Task statement:
Every line that contains the word "using" should be copied out.

╭─ Excerpted data

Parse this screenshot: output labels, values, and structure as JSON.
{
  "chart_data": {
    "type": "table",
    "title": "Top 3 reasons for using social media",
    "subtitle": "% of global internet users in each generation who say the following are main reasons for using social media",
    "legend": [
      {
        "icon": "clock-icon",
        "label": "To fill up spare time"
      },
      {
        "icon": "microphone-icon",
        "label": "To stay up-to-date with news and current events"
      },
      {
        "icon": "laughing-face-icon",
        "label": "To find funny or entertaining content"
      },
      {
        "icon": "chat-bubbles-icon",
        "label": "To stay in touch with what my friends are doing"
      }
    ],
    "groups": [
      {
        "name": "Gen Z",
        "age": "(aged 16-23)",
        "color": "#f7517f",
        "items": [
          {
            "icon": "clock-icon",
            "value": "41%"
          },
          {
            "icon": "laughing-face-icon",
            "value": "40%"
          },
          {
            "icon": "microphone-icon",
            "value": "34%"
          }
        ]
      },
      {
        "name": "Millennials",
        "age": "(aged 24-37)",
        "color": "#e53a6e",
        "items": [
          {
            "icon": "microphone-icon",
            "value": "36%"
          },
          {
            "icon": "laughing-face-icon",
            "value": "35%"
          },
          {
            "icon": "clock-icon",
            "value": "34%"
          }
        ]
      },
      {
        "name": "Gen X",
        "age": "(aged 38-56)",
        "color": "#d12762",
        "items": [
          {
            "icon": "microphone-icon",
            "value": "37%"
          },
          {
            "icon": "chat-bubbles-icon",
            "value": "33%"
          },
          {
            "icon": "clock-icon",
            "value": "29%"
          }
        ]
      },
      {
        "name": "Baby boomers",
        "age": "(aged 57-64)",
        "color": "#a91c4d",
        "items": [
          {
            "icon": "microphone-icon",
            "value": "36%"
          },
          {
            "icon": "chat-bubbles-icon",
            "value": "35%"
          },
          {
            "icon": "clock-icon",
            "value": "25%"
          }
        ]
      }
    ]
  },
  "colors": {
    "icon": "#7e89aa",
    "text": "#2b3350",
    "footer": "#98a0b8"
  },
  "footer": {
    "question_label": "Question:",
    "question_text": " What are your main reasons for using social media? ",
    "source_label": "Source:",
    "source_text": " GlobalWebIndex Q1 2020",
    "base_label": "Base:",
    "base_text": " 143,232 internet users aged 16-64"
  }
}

╰─

Finished task:
    "title": "Top 3 reasons for using social media",
    "subtitle": "% of global internet users in each generation who say the following are main reasons for using social media",
    "question_text": " What are your main reasons for using social media? ",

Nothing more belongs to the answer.